▸ What you should do
Search the records for the word "OBITELJI" and report each line that has it.

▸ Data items
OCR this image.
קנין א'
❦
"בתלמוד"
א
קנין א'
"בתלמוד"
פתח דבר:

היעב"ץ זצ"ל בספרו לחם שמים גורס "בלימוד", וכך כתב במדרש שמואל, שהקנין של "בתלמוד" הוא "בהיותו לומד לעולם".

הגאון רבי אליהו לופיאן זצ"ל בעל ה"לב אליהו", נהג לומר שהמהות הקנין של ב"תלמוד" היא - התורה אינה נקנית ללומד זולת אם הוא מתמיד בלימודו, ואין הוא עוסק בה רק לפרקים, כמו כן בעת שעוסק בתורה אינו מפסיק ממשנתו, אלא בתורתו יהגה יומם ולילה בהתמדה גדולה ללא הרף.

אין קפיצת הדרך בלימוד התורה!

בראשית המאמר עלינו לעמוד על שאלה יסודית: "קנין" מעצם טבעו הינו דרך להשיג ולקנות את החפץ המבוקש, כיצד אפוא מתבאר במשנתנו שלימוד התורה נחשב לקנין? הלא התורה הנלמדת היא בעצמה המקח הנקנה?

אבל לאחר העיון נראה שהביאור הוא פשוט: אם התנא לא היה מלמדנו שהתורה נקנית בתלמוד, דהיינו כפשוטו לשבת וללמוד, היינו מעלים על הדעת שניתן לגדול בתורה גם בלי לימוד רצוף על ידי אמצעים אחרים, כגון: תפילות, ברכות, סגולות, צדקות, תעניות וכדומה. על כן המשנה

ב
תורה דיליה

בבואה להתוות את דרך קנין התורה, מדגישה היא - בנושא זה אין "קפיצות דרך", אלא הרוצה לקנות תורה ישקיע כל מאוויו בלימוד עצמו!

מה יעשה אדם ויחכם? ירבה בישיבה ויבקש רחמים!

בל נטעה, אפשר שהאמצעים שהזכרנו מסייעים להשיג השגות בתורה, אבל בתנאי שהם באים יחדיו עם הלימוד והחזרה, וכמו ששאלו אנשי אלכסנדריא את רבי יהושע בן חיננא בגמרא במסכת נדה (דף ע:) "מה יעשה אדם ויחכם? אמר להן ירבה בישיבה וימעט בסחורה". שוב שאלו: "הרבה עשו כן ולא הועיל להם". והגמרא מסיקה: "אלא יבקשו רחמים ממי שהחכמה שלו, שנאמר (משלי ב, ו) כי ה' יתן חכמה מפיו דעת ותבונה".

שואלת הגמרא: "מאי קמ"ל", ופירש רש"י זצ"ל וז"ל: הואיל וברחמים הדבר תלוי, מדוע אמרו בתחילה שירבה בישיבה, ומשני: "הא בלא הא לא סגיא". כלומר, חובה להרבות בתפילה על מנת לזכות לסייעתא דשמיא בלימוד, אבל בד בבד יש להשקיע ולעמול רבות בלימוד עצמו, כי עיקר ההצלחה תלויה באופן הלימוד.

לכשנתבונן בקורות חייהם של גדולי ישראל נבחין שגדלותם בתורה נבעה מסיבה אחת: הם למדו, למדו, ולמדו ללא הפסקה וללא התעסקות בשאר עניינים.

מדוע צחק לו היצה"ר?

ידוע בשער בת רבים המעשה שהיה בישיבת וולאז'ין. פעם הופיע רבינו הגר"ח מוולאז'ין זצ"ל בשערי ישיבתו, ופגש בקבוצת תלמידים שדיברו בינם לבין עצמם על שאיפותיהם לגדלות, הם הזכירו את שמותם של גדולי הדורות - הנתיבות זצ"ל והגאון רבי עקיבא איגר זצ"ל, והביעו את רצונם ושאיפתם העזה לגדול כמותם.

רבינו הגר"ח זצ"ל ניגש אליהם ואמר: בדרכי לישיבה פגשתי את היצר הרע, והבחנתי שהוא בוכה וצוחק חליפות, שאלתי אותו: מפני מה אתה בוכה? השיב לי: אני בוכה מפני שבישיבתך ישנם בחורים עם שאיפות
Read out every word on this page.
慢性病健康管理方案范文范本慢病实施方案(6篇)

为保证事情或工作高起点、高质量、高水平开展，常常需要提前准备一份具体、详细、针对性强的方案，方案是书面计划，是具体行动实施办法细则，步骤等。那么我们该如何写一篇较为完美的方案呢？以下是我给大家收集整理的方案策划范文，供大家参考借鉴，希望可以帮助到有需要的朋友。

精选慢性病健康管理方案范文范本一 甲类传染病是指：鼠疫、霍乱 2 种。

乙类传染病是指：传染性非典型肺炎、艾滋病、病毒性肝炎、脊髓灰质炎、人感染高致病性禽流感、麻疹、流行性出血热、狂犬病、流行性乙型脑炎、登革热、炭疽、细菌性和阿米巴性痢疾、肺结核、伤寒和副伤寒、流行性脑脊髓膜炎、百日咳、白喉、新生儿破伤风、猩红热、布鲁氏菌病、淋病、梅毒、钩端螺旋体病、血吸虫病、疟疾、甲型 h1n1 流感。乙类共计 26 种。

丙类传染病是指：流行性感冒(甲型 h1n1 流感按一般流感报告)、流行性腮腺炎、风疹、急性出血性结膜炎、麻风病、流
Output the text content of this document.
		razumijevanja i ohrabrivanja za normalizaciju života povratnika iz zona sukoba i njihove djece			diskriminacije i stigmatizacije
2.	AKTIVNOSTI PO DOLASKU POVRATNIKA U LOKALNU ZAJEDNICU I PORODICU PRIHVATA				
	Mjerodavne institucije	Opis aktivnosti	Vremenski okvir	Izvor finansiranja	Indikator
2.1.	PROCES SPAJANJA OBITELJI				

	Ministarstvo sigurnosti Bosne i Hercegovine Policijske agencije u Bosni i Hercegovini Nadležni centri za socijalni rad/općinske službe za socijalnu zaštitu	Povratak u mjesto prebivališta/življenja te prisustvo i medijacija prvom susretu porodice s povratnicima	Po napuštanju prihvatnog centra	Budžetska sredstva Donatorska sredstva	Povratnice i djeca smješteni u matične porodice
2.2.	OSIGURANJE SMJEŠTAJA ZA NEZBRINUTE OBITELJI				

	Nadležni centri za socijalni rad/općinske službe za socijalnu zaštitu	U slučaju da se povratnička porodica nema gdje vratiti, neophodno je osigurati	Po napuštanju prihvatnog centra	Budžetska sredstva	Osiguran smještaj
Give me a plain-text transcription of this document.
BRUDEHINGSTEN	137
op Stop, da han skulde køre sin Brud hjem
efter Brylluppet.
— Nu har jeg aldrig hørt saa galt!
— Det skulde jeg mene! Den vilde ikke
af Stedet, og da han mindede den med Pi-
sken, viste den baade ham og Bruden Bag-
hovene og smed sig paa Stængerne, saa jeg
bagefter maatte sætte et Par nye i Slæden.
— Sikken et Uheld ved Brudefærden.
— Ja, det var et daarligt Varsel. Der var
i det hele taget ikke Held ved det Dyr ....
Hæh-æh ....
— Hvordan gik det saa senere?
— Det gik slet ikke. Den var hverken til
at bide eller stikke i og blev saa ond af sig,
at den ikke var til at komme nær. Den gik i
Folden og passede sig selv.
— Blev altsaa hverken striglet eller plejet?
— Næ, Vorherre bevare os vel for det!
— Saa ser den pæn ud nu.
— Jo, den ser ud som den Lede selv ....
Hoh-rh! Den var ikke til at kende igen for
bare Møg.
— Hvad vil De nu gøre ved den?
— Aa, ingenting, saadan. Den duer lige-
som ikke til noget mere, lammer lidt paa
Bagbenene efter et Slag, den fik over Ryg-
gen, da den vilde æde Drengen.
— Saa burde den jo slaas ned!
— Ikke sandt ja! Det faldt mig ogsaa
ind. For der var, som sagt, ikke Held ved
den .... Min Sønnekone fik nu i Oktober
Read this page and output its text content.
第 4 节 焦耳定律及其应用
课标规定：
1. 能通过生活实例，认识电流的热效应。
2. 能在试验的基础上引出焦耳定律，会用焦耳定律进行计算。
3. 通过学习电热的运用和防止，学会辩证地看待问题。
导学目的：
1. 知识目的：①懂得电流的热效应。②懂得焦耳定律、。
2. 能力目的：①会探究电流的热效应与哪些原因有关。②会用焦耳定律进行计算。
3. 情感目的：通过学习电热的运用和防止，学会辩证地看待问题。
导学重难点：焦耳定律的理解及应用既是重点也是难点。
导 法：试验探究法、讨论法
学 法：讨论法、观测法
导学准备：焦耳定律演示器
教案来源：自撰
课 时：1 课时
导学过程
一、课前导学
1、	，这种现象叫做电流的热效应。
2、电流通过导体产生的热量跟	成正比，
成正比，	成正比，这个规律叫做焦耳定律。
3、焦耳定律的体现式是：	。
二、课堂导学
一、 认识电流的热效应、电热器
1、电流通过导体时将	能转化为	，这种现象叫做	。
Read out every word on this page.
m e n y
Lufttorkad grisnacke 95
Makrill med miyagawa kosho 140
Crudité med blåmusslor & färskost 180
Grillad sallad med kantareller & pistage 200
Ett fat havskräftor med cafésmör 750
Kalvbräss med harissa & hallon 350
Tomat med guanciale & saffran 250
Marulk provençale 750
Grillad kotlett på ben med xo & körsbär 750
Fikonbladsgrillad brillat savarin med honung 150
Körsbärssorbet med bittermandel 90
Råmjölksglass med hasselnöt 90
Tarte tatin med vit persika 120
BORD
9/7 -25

▸ Final result
2.1.	PROCES SPAJANJA OBITELJI				
2.2.	OSIGURANJE SMJEŠTAJA ZA NEZBRINUTE OBITELJI				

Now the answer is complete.